*Required work:*
Go through the listing beneath this task and return every line that carries the string "Afrika".
--- Start of Supplied material ---
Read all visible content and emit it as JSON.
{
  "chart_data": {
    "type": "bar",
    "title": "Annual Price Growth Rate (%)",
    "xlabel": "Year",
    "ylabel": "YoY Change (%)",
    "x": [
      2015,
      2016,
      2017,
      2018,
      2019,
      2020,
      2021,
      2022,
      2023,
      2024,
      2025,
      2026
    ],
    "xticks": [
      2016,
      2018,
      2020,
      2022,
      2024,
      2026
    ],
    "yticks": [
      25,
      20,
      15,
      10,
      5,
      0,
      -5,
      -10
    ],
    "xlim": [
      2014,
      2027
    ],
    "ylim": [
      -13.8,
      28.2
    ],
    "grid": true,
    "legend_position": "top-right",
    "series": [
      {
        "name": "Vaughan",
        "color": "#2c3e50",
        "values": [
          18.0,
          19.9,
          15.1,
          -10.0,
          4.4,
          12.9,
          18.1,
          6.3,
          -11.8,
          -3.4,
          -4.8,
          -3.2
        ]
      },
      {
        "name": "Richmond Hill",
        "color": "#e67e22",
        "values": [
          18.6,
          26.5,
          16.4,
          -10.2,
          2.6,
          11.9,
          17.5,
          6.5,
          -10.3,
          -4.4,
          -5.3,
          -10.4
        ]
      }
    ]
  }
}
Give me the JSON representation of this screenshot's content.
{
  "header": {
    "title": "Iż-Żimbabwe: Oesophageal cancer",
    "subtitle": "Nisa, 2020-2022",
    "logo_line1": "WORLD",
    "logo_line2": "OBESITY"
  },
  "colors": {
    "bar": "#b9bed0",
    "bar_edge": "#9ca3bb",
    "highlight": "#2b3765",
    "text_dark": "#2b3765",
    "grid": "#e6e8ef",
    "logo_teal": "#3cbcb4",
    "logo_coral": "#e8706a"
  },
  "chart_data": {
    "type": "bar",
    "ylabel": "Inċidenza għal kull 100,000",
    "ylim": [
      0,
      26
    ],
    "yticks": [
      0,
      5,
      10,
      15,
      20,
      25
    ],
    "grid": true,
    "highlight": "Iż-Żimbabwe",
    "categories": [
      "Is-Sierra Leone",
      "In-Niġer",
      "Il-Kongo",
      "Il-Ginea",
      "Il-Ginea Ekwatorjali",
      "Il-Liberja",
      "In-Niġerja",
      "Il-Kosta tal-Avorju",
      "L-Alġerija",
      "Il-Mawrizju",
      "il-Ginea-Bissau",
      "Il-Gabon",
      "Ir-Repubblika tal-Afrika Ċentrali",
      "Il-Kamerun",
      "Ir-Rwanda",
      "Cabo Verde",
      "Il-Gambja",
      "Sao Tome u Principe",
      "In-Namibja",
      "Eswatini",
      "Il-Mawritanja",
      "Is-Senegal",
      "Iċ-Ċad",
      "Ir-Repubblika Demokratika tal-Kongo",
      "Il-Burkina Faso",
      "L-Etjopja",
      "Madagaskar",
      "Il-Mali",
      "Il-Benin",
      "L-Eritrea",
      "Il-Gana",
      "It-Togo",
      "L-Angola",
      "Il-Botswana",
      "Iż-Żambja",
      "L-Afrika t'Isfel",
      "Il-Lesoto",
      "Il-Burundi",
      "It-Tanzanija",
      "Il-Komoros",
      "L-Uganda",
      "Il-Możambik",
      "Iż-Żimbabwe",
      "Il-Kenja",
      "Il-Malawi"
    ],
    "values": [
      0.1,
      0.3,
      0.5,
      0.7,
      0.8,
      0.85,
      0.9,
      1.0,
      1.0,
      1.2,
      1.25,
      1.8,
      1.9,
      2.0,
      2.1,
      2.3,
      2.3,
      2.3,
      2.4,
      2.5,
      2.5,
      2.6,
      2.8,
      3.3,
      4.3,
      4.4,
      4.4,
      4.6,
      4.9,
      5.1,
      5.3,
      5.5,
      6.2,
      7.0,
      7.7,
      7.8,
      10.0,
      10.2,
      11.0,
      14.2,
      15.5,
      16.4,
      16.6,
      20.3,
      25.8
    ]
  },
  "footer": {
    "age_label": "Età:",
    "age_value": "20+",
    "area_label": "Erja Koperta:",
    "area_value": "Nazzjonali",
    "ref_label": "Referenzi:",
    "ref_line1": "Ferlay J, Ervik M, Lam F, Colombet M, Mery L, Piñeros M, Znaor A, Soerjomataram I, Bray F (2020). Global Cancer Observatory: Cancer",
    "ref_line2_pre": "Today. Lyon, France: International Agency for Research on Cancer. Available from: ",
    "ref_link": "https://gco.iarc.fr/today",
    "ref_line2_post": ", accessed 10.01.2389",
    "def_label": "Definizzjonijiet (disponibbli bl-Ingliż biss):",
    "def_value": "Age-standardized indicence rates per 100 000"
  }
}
--- End of Supplied material ---
*Solution to this task:*
      "Ir-Repubblika tal-Afrika Ċentrali",
      "L-Afrika t'Isfel",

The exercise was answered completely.